* start Excerpt to read *

# What do the three hardness levels mean



## BarryH (30 Mar 2020)

Just been checking the hardness of my water (Severn Trent in Derbyshire) and see there are three listings for hardness, Clark, French and German.

Anyone help with the reason we have three different parameters listed?


----------



## dw1305 (30 Mar 2020)

Hi all,
<"They are just different units">.

The English one is "Clark", but we usually use the German unit. Lenntech offer <"a convertor">.

One dH is "One degree German" and defined as 10 milligrams of calcium oxide (CaO) per litre of water. This is equivalent to 17.85 milligrams of calcium carbonate per litre of water, or 17.85 ppm.

These are from the very useful <"Krib Water hardness article">

It is the same amount of CaCO3 for both dKH or dGH.

cheers Darrel


----------



## BarryH (30 Mar 2020)

dw1305 said:


> Hi all,
> <"They are just different units">.
> 
> The English one is "Clark", but we usually use the German unit. Lenntech offer <"a convertor">.
> ...


Thanks Darrel. Severn Trent's reading for my area is 6.80 German which more or less agrees with the reading I get out of tap.


----------



## sparkyweasel (30 Mar 2020)

We use German degrees because the first readily-available, easy-to-use test kits aimed at aquarists were made in Germany. Water companies give that figure mainly for our benefit.
Plumbers and washing machine engineers use Clark (=English) degrees because they always have, it's for them that the water companies give that figure.
I don't know who uses the French degrees, - apart from the French I suppose.


----------

* end Excerpt to read *

## Task objective
For each statement, say yes or no to whether the water hardness thread agrees, and quote the thread's words that decide it. 1. One degree German is defined as 10 milligrams of calcium oxide per liter of water. 2. Plumbers and washing machine engineers use French degrees. 3. The first readily available test kits aimed at aquarists were made in Germany. The records have no connection to the water hardness thread.

* start Record list *

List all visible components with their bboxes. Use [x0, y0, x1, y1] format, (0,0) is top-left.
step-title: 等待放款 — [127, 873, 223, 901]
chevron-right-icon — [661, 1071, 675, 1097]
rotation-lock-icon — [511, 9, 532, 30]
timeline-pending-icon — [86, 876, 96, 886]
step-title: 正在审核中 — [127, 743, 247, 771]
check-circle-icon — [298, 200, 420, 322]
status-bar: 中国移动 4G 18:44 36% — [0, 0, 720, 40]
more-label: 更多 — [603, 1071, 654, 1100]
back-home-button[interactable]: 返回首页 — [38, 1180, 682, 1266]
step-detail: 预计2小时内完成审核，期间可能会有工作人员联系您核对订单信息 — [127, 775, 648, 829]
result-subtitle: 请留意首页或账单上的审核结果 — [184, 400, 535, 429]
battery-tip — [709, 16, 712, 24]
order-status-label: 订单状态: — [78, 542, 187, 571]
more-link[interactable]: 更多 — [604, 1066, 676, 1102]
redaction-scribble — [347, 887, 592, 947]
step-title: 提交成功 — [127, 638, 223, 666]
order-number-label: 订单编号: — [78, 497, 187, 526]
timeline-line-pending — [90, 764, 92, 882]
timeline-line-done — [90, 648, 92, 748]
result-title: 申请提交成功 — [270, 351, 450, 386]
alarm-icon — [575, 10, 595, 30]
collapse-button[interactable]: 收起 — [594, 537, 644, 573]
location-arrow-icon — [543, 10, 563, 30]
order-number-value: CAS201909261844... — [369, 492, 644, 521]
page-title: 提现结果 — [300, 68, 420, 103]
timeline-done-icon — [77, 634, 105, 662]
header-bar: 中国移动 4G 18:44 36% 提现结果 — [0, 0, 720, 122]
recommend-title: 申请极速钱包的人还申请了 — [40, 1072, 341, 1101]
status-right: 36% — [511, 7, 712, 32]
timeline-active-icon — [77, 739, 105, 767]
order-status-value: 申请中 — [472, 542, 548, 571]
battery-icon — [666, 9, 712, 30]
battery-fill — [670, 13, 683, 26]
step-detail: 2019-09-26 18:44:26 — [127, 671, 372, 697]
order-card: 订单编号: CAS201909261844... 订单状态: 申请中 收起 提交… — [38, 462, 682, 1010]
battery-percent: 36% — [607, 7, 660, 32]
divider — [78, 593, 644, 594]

* end Record list *

## Problem solution
1. Yes: "defined as 10 milligrams of calcium oxide (CaO) per litre of water"
2. No: "Plumbers and washing machine engineers use Clark (=English) degrees"
3. Yes: "the first readily-available, easy-to-use test kits aimed at aquarists were made in Germany"